WORK TO DO
State the number of lines that contain "window", with no other text.

++++++

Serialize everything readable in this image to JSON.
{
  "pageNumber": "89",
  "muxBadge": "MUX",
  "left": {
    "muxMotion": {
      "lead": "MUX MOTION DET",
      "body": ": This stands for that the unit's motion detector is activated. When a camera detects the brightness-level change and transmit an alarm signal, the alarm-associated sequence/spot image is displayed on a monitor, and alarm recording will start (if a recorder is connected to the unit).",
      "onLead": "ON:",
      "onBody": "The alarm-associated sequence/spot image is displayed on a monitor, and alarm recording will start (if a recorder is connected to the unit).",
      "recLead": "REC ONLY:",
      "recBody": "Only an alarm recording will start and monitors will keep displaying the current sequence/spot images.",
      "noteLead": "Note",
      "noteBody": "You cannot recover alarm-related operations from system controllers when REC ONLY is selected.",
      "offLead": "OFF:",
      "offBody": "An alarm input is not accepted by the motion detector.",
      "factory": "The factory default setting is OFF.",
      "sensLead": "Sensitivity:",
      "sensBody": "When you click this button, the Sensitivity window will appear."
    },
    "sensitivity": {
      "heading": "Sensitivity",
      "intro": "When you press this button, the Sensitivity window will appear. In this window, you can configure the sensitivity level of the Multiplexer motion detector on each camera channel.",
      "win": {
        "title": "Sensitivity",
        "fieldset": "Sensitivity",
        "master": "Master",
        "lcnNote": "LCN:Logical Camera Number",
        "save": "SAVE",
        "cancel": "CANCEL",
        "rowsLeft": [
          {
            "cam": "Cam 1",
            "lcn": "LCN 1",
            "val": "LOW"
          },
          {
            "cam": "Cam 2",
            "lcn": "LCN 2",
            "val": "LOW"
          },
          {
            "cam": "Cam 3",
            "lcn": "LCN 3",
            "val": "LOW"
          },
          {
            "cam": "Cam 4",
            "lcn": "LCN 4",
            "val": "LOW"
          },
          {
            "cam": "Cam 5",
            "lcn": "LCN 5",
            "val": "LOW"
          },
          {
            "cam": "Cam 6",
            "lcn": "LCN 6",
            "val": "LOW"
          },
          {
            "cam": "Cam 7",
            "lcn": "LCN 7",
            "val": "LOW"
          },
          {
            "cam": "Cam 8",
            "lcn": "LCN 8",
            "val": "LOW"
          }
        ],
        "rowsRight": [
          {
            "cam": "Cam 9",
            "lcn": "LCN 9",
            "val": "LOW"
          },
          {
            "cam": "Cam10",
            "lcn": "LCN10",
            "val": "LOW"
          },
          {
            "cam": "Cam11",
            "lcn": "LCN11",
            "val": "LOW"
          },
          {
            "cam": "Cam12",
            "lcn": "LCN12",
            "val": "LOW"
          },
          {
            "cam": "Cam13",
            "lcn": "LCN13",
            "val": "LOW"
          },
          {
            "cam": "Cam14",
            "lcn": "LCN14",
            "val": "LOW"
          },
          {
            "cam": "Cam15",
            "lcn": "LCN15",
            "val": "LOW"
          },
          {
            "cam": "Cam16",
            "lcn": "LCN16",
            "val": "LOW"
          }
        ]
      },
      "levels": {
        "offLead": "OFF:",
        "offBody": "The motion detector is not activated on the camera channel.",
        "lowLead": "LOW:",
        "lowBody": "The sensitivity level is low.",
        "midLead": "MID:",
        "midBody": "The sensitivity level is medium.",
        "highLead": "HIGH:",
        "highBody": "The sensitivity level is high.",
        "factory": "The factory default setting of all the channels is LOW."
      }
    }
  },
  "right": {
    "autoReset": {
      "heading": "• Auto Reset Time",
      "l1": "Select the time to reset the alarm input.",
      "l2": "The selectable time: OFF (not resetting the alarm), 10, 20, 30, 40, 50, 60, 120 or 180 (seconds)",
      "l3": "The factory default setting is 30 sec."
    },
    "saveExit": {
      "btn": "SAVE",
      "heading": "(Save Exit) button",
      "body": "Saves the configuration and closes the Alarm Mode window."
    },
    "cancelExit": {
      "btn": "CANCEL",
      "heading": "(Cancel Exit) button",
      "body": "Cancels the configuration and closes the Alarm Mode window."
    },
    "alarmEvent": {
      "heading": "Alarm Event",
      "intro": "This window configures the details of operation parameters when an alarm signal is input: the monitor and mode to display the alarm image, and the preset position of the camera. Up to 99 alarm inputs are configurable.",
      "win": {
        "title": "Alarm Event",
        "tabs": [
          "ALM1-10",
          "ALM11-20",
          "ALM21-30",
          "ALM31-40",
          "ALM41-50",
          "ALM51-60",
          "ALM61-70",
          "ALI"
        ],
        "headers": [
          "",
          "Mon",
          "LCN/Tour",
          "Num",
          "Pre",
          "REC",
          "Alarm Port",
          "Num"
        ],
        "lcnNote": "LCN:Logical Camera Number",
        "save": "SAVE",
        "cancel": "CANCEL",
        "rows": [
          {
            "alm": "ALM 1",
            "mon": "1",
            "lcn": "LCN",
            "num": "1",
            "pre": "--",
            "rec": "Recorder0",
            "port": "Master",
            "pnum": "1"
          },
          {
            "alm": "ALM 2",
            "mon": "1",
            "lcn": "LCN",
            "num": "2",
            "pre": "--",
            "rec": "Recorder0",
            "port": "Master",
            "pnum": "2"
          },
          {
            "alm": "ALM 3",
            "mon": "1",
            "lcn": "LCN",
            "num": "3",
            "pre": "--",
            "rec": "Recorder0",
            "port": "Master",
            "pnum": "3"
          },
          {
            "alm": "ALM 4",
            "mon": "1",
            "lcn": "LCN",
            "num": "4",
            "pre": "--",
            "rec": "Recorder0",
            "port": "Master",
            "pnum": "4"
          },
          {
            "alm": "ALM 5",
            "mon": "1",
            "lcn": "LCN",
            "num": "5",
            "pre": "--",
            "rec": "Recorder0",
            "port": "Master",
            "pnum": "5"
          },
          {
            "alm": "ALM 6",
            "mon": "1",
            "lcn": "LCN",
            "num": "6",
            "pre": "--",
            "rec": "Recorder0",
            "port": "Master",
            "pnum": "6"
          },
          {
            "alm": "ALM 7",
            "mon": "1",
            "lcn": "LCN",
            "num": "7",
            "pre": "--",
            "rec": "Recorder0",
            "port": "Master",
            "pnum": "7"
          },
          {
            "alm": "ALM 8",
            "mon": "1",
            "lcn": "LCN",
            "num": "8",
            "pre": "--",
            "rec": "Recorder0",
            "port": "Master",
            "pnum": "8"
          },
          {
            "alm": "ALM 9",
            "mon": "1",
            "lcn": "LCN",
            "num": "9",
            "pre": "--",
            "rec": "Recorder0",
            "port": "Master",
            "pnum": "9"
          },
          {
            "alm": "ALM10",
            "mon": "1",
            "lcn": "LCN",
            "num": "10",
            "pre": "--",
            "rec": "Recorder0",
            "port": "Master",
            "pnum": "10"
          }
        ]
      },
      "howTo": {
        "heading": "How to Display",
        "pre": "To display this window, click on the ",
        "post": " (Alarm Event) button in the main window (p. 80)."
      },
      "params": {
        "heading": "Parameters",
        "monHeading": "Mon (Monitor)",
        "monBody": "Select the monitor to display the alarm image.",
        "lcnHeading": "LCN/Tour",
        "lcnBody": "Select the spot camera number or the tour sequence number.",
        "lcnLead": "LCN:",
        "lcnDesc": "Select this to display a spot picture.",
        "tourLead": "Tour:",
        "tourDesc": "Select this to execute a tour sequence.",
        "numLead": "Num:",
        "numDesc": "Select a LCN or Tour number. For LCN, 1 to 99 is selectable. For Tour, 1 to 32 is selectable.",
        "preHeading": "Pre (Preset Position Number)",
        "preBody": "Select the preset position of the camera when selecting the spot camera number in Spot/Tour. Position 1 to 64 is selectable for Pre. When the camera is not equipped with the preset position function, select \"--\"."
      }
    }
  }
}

++++++

SOLUTION FOR THIS EXERCISE
7